● **What you have to do**: Among the entries below, count the lines with "color" in them and state the total without comment.

(Extracted data entries)
▼
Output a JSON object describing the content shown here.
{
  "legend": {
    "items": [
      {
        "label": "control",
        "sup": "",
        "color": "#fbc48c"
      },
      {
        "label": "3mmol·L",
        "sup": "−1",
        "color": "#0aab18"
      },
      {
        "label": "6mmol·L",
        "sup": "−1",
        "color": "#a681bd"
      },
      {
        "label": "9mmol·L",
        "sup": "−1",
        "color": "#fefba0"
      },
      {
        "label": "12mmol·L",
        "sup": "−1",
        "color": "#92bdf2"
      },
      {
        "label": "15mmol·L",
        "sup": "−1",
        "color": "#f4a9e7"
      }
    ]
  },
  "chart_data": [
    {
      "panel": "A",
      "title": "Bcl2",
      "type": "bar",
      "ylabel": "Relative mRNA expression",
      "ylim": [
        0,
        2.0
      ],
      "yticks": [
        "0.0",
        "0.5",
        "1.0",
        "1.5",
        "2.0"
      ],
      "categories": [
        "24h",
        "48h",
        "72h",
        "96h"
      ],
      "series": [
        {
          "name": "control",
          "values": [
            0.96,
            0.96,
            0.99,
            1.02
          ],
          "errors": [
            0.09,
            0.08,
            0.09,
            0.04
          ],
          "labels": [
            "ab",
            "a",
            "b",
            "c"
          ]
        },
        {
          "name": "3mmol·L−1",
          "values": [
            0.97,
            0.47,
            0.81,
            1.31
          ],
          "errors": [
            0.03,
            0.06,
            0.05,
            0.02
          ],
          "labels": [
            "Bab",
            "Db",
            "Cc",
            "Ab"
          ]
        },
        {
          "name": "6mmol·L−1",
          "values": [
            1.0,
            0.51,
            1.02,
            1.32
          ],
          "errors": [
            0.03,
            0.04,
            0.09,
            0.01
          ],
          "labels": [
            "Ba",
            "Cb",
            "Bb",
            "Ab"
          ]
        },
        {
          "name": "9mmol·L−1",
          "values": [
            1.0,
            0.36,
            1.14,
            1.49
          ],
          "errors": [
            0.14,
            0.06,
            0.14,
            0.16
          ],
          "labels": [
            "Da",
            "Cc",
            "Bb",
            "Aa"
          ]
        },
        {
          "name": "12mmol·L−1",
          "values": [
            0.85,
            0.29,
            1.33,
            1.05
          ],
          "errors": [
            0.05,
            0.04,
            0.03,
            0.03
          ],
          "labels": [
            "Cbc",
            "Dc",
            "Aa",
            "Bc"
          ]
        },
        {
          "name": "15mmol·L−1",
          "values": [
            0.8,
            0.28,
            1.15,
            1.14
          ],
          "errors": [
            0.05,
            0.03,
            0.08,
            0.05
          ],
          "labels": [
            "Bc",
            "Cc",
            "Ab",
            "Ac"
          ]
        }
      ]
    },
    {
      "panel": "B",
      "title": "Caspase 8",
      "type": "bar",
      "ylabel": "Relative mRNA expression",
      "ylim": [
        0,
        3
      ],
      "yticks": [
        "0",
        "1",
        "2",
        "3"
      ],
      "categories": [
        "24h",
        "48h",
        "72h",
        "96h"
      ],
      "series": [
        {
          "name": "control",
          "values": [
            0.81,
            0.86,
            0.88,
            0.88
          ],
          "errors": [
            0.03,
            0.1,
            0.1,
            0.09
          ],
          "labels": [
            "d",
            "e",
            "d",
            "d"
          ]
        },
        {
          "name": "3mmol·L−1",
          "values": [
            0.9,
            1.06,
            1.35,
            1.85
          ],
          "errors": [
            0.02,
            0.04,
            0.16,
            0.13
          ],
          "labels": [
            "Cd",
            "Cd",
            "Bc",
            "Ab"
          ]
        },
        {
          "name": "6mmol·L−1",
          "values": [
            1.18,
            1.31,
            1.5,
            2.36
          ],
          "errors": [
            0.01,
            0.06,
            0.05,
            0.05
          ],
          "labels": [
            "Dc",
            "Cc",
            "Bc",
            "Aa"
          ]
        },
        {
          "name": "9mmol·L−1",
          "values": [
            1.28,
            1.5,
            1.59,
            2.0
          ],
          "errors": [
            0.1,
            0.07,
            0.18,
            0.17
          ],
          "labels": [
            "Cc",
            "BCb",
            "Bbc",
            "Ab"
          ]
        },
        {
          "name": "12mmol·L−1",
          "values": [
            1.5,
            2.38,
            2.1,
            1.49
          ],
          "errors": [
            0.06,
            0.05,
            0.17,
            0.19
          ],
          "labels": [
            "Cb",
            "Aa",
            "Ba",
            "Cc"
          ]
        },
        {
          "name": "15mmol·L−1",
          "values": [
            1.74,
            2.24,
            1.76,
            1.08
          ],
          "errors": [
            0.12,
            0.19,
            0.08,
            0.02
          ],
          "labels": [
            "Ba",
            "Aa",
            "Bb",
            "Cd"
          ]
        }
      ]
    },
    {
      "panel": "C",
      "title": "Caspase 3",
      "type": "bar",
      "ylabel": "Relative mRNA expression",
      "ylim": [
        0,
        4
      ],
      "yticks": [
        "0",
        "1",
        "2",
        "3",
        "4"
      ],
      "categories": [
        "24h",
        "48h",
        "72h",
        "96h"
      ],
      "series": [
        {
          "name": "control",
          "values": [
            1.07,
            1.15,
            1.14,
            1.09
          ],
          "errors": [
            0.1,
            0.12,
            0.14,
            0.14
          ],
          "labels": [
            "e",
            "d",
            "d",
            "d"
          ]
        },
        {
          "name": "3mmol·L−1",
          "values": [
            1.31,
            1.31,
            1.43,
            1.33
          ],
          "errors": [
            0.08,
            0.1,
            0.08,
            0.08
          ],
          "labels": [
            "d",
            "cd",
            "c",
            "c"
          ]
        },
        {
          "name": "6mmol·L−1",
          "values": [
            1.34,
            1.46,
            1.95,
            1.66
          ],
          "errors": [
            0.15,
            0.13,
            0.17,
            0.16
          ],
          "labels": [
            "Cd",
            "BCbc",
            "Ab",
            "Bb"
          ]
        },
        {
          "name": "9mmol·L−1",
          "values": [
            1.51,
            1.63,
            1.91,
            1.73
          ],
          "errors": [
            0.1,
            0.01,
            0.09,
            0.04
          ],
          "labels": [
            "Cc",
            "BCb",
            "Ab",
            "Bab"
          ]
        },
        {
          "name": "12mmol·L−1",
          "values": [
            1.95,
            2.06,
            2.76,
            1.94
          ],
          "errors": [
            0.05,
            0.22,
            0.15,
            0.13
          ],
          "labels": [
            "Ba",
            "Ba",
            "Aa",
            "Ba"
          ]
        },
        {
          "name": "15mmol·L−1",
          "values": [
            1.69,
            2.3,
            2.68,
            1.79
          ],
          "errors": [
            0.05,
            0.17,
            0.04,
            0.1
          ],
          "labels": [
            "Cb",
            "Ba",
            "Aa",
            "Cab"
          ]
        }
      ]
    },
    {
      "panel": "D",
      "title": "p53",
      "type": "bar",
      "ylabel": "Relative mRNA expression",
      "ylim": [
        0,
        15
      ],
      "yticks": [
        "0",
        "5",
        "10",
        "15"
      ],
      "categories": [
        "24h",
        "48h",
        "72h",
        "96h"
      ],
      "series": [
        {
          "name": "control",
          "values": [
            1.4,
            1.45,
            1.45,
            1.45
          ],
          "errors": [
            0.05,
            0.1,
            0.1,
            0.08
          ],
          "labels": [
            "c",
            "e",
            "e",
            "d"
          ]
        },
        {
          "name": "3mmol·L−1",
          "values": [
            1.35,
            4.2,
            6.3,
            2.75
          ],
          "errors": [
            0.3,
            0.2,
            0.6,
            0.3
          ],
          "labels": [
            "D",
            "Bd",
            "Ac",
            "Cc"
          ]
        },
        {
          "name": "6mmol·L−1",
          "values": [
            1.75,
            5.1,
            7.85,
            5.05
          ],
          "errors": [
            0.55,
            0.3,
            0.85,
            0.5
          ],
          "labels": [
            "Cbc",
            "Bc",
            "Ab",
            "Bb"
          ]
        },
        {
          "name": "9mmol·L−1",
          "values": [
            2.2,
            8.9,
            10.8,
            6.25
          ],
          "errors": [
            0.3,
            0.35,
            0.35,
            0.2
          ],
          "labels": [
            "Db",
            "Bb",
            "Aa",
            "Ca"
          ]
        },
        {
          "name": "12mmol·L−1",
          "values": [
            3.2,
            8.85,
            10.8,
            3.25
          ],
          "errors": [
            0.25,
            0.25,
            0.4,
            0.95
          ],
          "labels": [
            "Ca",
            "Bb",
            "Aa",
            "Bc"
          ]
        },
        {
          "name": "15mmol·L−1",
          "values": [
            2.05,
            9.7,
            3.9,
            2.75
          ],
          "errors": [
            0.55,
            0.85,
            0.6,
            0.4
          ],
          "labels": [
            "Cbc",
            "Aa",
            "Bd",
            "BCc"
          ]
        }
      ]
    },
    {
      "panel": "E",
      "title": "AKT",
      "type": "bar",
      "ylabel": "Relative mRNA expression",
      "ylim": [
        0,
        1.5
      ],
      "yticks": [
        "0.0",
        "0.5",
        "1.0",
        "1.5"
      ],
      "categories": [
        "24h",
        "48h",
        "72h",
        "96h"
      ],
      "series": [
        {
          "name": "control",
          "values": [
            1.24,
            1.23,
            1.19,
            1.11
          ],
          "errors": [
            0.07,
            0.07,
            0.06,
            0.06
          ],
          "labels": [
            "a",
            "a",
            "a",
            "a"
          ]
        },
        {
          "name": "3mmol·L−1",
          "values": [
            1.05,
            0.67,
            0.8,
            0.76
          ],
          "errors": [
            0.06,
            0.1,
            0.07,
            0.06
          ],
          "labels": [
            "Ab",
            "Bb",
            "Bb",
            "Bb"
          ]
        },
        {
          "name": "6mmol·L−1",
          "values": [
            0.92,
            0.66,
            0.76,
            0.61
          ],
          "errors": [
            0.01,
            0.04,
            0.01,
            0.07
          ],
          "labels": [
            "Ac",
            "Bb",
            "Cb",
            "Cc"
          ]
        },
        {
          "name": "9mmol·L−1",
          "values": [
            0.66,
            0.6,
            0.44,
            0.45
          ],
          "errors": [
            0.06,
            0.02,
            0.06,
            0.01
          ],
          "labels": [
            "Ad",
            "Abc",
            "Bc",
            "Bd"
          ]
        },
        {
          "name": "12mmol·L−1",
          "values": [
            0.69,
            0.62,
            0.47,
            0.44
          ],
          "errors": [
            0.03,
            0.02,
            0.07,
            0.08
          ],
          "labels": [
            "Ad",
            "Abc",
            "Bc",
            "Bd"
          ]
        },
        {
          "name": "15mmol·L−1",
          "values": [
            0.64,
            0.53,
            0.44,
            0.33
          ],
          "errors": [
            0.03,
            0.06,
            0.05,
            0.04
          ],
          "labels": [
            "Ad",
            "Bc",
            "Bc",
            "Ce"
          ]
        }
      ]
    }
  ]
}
▲
● **Problem solution**: 6